**DIRECTIONS FOR THIS TASK**
Note each line that includes the word "name". Copy those lines.

# # # # # # #

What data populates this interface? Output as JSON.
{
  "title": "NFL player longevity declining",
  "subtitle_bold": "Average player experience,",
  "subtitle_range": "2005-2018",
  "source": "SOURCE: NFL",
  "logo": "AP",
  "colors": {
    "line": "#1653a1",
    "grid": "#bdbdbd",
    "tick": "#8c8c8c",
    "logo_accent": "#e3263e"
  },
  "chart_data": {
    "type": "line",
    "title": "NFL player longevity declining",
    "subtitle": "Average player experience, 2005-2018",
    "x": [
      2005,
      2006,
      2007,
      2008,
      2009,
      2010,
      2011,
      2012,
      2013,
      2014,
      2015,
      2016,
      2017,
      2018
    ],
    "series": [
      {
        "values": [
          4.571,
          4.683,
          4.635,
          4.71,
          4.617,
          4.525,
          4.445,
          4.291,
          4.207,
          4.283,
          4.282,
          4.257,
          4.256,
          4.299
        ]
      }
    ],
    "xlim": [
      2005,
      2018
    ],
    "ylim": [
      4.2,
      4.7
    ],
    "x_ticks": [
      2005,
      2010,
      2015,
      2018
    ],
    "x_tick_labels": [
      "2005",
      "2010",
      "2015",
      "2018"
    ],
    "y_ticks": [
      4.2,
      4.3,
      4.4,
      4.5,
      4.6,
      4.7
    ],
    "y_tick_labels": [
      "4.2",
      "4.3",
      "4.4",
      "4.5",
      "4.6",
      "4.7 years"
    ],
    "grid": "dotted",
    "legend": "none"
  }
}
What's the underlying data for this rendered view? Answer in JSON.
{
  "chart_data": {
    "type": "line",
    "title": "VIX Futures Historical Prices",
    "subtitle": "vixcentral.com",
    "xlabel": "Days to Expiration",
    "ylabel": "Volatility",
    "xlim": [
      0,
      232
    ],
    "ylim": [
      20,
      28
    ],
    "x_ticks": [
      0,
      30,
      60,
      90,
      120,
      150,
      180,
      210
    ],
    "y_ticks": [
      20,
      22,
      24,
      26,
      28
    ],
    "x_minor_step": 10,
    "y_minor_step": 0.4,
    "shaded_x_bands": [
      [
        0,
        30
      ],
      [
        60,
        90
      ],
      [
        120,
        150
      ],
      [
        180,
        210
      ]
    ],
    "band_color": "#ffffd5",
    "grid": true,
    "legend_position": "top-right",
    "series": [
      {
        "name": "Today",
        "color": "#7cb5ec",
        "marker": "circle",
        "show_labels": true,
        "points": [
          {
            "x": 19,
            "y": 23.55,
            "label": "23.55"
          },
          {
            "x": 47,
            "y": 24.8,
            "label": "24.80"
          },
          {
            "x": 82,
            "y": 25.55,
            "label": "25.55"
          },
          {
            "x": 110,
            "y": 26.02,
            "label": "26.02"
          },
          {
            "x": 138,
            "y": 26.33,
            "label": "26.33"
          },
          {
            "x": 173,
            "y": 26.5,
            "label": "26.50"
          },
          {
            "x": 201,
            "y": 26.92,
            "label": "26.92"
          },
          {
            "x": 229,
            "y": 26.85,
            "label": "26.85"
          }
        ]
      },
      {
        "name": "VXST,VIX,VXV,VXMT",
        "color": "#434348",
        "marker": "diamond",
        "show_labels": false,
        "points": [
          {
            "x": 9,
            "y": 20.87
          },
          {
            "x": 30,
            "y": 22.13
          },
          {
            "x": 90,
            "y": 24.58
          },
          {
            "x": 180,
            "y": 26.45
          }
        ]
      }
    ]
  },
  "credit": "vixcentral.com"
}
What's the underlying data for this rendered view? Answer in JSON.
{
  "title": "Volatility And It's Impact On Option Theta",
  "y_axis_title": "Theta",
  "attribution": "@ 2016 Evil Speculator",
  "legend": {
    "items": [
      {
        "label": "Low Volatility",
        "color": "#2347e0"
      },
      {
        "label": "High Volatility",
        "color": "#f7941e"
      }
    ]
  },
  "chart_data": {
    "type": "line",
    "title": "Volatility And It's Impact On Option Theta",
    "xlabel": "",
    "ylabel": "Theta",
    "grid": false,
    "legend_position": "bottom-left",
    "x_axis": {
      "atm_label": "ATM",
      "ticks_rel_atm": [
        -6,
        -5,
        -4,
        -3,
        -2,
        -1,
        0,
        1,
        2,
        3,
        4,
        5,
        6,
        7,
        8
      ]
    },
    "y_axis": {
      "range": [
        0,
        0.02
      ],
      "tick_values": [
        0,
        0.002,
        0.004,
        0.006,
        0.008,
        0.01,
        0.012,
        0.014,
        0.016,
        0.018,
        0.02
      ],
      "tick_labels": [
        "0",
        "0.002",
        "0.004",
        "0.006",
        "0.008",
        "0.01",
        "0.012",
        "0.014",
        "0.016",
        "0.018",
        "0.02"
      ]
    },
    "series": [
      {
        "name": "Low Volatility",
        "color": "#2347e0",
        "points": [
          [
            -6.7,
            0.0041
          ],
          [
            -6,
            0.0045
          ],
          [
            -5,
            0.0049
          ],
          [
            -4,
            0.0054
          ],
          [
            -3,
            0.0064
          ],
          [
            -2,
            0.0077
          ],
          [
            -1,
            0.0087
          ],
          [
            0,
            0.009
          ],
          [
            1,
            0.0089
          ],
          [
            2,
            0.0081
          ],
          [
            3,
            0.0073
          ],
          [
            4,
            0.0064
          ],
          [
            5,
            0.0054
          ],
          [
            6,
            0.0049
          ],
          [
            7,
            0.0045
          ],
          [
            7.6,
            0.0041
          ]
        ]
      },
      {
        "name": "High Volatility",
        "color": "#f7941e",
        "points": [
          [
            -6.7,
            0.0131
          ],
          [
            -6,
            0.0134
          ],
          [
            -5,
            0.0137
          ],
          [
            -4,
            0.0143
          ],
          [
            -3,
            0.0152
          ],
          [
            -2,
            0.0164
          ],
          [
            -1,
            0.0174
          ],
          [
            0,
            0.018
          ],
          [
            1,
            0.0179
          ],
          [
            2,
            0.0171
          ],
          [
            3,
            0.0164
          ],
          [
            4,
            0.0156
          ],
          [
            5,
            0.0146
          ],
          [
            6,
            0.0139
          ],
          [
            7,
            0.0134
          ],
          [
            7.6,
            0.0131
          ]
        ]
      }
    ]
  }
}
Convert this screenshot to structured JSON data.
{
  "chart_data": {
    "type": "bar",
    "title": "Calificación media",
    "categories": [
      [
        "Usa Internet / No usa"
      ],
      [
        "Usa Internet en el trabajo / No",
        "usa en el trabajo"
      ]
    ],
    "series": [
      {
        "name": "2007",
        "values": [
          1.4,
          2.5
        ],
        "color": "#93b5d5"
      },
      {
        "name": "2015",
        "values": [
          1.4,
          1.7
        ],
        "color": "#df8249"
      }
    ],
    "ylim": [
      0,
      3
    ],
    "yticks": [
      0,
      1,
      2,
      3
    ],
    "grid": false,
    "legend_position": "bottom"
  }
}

# # # # # # #

**RESULT FOR THIS EXERCISE**
        "name": "Today",
        "name": "VXST,VIX,VXV,VXMT",
        "name": "Low Volatility",
        "name": "High Volatility",
        "name": "2007",
        "name": "2015",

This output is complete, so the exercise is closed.